OBJECTIVE
Write out all the material exactly. Leave nothing out.

LISTING
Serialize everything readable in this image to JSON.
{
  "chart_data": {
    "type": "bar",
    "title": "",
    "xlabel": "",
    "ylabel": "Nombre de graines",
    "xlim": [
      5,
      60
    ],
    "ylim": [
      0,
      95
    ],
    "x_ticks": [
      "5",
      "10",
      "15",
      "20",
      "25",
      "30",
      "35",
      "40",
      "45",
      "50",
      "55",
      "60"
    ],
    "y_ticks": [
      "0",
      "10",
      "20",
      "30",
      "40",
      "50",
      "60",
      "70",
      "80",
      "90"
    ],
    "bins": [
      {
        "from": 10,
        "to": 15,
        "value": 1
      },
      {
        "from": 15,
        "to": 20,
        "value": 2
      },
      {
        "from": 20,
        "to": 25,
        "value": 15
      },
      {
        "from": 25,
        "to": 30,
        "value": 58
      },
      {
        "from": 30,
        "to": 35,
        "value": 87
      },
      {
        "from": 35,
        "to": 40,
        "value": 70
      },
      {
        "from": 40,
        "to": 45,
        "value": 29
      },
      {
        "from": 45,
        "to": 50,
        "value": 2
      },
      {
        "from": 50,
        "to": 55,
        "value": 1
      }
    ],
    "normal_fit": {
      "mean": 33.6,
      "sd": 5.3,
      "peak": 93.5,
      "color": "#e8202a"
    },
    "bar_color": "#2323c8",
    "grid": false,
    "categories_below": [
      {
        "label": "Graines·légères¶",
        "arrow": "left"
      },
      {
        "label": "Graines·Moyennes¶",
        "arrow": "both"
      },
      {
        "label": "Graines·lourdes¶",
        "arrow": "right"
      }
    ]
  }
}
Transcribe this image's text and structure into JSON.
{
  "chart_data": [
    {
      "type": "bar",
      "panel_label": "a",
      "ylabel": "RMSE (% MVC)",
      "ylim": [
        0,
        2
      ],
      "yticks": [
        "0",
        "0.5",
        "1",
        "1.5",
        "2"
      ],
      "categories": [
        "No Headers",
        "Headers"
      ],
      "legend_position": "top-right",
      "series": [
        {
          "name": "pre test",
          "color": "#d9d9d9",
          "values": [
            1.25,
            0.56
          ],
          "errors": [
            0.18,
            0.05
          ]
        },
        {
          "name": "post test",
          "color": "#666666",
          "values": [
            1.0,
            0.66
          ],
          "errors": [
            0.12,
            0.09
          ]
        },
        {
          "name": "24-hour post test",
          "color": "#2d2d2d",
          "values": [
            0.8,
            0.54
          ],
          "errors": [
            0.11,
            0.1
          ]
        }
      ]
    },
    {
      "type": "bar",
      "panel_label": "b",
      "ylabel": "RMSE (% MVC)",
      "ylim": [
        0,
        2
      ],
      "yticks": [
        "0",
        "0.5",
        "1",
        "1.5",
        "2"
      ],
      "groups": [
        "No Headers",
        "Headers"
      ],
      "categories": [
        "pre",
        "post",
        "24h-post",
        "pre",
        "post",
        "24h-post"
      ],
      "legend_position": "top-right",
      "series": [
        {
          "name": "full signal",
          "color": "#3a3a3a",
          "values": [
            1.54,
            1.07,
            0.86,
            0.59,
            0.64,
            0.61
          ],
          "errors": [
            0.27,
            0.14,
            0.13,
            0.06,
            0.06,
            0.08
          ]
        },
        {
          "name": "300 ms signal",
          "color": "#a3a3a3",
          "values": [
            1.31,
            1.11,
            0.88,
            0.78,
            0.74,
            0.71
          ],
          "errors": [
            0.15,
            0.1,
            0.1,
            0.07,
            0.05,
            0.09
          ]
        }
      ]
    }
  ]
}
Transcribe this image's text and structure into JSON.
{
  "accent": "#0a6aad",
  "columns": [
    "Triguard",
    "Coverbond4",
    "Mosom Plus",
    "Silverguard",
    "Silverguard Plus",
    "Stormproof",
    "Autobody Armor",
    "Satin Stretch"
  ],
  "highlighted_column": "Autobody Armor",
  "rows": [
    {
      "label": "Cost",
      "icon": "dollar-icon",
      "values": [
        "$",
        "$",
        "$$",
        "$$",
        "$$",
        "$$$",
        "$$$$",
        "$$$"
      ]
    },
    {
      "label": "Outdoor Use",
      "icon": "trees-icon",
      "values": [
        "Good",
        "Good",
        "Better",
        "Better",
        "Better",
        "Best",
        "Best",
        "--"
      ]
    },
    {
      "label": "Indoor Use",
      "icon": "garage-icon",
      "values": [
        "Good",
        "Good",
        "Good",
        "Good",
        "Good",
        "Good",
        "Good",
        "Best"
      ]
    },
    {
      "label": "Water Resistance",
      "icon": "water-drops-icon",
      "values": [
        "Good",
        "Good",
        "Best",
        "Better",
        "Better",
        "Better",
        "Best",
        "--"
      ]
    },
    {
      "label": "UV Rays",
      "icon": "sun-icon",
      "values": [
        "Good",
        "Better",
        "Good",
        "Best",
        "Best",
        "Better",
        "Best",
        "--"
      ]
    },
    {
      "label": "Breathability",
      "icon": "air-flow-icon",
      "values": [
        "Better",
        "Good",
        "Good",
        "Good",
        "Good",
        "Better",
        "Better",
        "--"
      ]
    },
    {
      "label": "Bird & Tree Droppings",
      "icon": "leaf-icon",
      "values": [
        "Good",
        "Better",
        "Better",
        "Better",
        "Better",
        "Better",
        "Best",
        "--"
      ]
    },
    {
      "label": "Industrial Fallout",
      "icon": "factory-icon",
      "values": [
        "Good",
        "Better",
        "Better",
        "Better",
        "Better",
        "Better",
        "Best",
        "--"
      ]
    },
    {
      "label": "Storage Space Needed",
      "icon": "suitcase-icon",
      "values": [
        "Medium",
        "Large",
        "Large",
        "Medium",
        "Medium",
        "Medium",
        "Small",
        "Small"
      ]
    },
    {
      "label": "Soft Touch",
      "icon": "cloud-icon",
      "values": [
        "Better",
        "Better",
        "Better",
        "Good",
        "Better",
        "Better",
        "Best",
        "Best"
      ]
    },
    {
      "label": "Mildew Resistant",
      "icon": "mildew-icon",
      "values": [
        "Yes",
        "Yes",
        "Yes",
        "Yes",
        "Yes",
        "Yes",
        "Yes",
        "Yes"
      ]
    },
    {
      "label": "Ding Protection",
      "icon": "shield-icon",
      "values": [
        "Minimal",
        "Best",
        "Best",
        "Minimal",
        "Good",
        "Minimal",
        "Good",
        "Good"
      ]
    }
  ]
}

OUTPUT BELOW
Serialize everything readable in this image to JSON.
{
  "chart_data": {
    "type": "bar",
    "title": "",
    "xlabel": "",
    "ylabel": "Nombre de graines",
    "xlim": [
      5,
      60
    ],
    "ylim": [
      0,
      95
    ],
    "x_ticks": [
      "5",
      "10",
      "15",
      "20",
      "25",
      "30",
      "35",
      "40",
      "45",
      "50",
      "55",
      "60"
    ],
    "y_ticks": [
      "0",
      "10",
      "20",
      "30",
      "40",
      "50",
      "60",
      "70",
      "80",
      "90"
    ],
    "bins": [
      {
        "from": 10,
        "to": 15,
        "value": 1
      },
      {
        "from": 15,
        "to": 20,
        "value": 2
      },
      {
        "from": 20,
        "to": 25,
        "value": 15
      },
      {
        "from": 25,
        "to": 30,
        "value": 58
      },
      {
        "from": 30,
        "to": 35,
        "value": 87
      },
      {
        "from": 35,
        "to": 40,
        "value": 70
      },
      {
        "from": 40,
        "to": 45,
        "value": 29
      },
      {
        "from": 45,
        "to": 50,
        "value": 2
      },
      {
        "from": 50,
        "to": 55,
        "value": 1
      }
    ],
    "normal_fit": {
      "mean": 33.6,
      "sd": 5.3,
      "peak": 93.5,
      "color": "#e8202a"
    },
    "bar_color": "#2323c8",
    "grid": false,
    "categories_below": [
      {
        "label": "Graines·légères¶",
        "arrow": "left"
      },
      {
        "label": "Graines·Moyennes¶",
        "arrow": "both"
      },
      {
        "label": "Graines·lourdes¶",
        "arrow": "right"
      }
    ]
  }
}
Transcribe this image's text and structure into JSON.
{
  "chart_data": [
    {
      "type": "bar",
      "panel_label": "a",
      "ylabel": "RMSE (% MVC)",
      "ylim": [
        0,
        2
      ],
      "yticks": [
        "0",
        "0.5",
        "1",
        "1.5",
        "2"
      ],
      "categories": [
        "No Headers",
        "Headers"
      ],
      "legend_position": "top-right",
      "series": [
        {
          "name": "pre test",
          "color": "#d9d9d9",
          "values": [
            1.25,
            0.56
          ],
          "errors": [
            0.18,
            0.05
          ]
        },
        {
          "name": "post test",
          "color": "#666666",
          "values": [
            1.0,
            0.66
          ],
          "errors": [
            0.12,
            0.09
          ]
        },
        {
          "name": "24-hour post test",
          "color": "#2d2d2d",
          "values": [
            0.8,
            0.54
          ],
          "errors": [
            0.11,
            0.1
          ]
        }
      ]
    },
    {
      "type": "bar",
      "panel_label": "b",
      "ylabel": "RMSE (% MVC)",
      "ylim": [
        0,
        2
      ],
      "yticks": [
        "0",
        "0.5",
        "1",
        "1.5",
        "2"
      ],
      "groups": [
        "No Headers",
        "Headers"
      ],
      "categories": [
        "pre",
        "post",
        "24h-post",
        "pre",
        "post",
        "24h-post"
      ],
      "legend_position": "top-right",
      "series": [
        {
          "name": "full signal",
          "color": "#3a3a3a",
          "values": [
            1.54,
            1.07,
            0.86,
            0.59,
            0.64,
            0.61
          ],
          "errors": [
            0.27,
            0.14,
            0.13,
            0.06,
            0.06,
            0.08
          ]
        },
        {
          "name": "300 ms signal",
          "color": "#a3a3a3",
          "values": [
            1.31,
            1.11,
            0.88,
            0.78,
            0.74,
            0.71
          ],
          "errors": [
            0.15,
            0.1,
            0.1,
            0.07,
            0.05,
            0.09
          ]
        }
      ]
    }
  ]
}
Transcribe this image's text and structure into JSON.
{
  "accent": "#0a6aad",
  "columns": [
    "Triguard",
    "Coverbond4",
    "Mosom Plus",
    "Silverguard",
    "Silverguard Plus",
    "Stormproof",
    "Autobody Armor",
    "Satin Stretch"
  ],
  "highlighted_column": "Autobody Armor",
  "rows": [
    {
      "label": "Cost",
      "icon": "dollar-icon",
      "values": [
        "$",
        "$",
        "$$",
        "$$",
        "$$",
        "$$$",
        "$$$$",
        "$$$"
      ]
    },
    {
      "label": "Outdoor Use",
      "icon": "trees-icon",
      "values": [
        "Good",
        "Good",
        "Better",
        "Better",
        "Better",
        "Best",
        "Best",
        "--"
      ]
    },
    {
      "label": "Indoor Use",
      "icon": "garage-icon",
      "values": [
        "Good",
        "Good",
        "Good",
        "Good",
        "Good",
        "Good",
        "Good",
        "Best"
      ]
    },
    {
      "label": "Water Resistance",
      "icon": "water-drops-icon",
      "values": [
        "Good",
        "Good",
        "Best",
        "Better",
        "Better",
        "Better",
        "Best",
        "--"
      ]
    },
    {
      "label": "UV Rays",
      "icon": "sun-icon",
      "values": [
        "Good",
        "Better",
        "Good",
        "Best",
        "Best",
        "Better",
        "Best",
        "--"
      ]
    },
    {
      "label": "Breathability",
      "icon": "air-flow-icon",
      "values": [
        "Better",
        "Good",
        "Good",
        "Good",
        "Good",
        "Better",
        "Better",
        "--"
      ]
    },
    {
      "label": "Bird & Tree Droppings",
      "icon": "leaf-icon",
      "values": [
        "Good",
        "Better",
        "Better",
        "Better",
        "Better",
        "Better",
        "Best",
        "--"
      ]
    },
    {
      "label": "Industrial Fallout",
      "icon": "factory-icon",
      "values": [
        "Good",
        "Better",
        "Better",
        "Better",
        "Better",
        "Better",
        "Best",
        "--"
      ]
    },
    {
      "label": "Storage Space Needed",
      "icon": "suitcase-icon",
      "values": [
        "Medium",
        "Large",
        "Large",
        "Medium",
        "Medium",
        "Medium",
        "Small",
        "Small"
      ]
    },
    {
      "label": "Soft Touch",
      "icon": "cloud-icon",
      "values": [
        "Better",
        "Better",
        "Better",
        "Good",
        "Better",
        "Better",
        "Best",
        "Best"
      ]
    },
    {
      "label": "Mildew Resistant",
      "icon": "mildew-icon",
      "values": [
        "Yes",
        "Yes",
        "Yes",
        "Yes",
        "Yes",
        "Yes",
        "Yes",
        "Yes"
      ]
    },
    {
      "label": "Ding Protection",
      "icon": "shield-icon",
      "values": [
        "Minimal",
        "Best",
        "Best",
        "Minimal",
        "Good",
        "Minimal",
        "Good",
        "Good"
      ]
    }
  ]
}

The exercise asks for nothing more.